Collection entries:

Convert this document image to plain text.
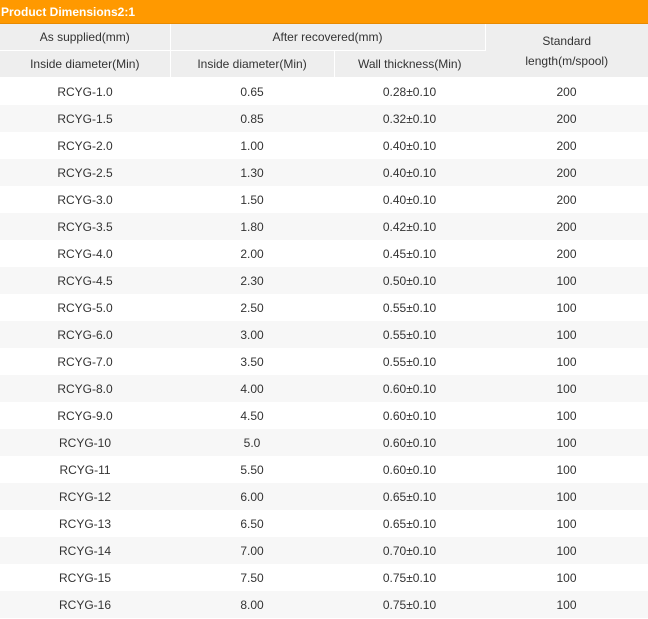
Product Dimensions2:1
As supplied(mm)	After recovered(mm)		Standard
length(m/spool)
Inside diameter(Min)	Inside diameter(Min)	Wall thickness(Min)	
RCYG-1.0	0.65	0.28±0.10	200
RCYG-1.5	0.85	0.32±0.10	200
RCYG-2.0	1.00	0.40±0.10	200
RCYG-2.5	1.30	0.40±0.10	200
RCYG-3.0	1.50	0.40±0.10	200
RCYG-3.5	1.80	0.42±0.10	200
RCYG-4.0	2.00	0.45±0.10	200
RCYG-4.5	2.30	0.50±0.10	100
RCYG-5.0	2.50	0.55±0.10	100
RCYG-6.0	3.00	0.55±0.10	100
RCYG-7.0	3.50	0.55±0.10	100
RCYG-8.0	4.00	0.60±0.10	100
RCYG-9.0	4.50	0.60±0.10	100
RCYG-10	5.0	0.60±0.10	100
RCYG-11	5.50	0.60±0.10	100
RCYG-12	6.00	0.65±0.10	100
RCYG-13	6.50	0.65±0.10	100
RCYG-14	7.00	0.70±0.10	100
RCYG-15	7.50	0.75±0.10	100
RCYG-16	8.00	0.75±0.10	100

Exercise instructions:
Make an exact copy of the data, leaving its pictures out.

Exercise answer:
Convert this document image to plain text.
Product Dimensions2:1
As supplied(mm)	After recovered(mm)		Standard
length(m/spool)
Inside diameter(Min)	Inside diameter(Min)	Wall thickness(Min)	
RCYG-1.0	0.65	0.28±0.10	200
RCYG-1.5	0.85	0.32±0.10	200
RCYG-2.0	1.00	0.40±0.10	200
RCYG-2.5	1.30	0.40±0.10	200
RCYG-3.0	1.50	0.40±0.10	200
RCYG-3.5	1.80	0.42±0.10	200
RCYG-4.0	2.00	0.45±0.10	200
RCYG-4.5	2.30	0.50±0.10	100
RCYG-5.0	2.50	0.55±0.10	100
RCYG-6.0	3.00	0.55±0.10	100
RCYG-7.0	3.50	0.55±0.10	100
RCYG-8.0	4.00	0.60±0.10	100
RCYG-9.0	4.50	0.60±0.10	100
RCYG-10	5.0	0.60±0.10	100
RCYG-11	5.50	0.60±0.10	100
RCYG-12	6.00	0.65±0.10	100
RCYG-13	6.50	0.65±0.10	100
RCYG-14	7.00	0.70±0.10	100
RCYG-15	7.50	0.75±0.10	100
RCYG-16	8.00	0.75±0.10	100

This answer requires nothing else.